Search the material below for the string "values" and extract each line that has it.

* MATERIAL TO PROCESS:
---+---

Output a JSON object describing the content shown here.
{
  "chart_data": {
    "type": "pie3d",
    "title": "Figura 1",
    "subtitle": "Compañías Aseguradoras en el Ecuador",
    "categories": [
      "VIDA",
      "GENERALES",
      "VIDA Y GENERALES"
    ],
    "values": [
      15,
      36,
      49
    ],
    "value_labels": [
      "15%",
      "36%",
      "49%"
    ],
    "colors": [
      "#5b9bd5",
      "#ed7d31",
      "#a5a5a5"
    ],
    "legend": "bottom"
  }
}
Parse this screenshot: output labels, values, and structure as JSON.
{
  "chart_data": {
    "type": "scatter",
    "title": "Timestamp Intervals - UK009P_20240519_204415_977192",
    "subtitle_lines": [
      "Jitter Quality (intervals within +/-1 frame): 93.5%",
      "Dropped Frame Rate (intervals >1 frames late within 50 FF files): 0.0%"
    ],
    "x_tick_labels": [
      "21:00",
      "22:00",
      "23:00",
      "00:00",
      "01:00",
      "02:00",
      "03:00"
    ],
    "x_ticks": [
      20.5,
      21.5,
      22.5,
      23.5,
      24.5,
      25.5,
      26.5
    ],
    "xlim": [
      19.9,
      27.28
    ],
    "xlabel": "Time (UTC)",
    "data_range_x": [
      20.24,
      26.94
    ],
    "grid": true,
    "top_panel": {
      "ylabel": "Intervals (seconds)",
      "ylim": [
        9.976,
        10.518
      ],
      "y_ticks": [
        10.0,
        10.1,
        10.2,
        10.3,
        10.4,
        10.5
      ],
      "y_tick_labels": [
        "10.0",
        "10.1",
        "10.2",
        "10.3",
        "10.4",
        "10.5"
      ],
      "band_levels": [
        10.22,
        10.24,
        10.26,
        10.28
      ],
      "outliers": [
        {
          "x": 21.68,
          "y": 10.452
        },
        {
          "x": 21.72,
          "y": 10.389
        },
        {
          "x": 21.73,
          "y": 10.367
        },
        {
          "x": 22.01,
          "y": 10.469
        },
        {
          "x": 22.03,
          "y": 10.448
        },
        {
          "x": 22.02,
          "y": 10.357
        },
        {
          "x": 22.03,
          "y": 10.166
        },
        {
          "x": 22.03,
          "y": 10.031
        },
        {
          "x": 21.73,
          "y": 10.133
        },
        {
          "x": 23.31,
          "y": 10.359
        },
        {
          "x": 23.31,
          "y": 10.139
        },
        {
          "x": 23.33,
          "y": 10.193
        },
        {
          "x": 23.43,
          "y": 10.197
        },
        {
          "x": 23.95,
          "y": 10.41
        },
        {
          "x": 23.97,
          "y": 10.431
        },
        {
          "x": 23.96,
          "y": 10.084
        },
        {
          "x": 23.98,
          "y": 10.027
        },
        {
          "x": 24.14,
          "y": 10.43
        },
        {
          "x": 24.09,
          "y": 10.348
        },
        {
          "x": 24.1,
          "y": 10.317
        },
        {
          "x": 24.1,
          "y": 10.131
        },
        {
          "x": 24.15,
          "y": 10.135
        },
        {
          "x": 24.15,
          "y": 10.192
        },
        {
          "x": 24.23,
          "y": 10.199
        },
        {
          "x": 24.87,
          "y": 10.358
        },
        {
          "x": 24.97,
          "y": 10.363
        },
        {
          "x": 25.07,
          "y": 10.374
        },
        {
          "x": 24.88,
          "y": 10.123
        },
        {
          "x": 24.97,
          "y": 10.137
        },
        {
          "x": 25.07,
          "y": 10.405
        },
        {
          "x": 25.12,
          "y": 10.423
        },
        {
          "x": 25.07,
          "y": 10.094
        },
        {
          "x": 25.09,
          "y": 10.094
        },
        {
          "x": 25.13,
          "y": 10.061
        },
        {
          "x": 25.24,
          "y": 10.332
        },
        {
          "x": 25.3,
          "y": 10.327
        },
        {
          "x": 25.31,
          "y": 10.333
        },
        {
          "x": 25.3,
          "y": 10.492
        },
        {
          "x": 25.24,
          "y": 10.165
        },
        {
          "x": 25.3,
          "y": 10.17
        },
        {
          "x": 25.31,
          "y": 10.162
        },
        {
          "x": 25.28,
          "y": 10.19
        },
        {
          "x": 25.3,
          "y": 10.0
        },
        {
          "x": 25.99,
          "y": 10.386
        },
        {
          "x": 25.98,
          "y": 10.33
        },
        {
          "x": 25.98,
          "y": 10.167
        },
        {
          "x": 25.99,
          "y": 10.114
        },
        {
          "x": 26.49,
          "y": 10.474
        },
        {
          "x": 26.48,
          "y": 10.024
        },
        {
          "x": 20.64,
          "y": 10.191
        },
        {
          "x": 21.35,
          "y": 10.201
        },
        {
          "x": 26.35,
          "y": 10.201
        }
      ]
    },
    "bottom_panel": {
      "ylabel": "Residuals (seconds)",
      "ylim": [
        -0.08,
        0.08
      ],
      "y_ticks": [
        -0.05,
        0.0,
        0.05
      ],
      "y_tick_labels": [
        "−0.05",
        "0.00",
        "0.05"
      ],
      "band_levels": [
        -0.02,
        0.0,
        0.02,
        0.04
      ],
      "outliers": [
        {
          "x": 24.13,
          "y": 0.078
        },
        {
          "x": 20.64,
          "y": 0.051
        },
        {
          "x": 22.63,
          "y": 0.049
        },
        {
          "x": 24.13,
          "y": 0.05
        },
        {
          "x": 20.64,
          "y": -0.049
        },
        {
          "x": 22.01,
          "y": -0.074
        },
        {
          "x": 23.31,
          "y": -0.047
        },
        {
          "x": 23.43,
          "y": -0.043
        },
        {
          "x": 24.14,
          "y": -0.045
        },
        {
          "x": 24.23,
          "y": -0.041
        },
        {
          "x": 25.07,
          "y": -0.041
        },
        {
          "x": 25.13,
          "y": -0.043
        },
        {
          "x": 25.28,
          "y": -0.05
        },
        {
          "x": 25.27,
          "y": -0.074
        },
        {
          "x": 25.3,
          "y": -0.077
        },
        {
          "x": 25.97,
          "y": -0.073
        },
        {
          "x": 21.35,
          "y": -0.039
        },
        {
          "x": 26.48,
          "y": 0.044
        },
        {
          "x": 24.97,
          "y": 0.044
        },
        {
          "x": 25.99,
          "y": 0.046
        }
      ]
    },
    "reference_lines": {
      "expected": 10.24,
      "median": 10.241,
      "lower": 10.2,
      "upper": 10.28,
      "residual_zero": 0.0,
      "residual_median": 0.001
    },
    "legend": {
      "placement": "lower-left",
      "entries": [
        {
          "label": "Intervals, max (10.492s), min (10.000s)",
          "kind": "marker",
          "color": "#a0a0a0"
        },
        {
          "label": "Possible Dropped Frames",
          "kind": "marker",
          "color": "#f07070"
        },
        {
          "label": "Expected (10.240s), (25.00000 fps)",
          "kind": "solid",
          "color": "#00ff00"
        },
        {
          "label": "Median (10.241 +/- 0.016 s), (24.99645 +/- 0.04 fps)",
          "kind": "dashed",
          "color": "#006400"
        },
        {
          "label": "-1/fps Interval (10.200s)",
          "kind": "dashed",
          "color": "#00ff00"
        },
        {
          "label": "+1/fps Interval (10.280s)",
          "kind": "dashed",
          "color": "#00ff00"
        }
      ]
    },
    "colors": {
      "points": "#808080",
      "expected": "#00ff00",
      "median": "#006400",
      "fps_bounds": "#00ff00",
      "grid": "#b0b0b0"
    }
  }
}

---+---

* OUTPUT OF THE EXERCISE:
    "values": [
Parse this screenshot: output labels, values, and structure as JSON.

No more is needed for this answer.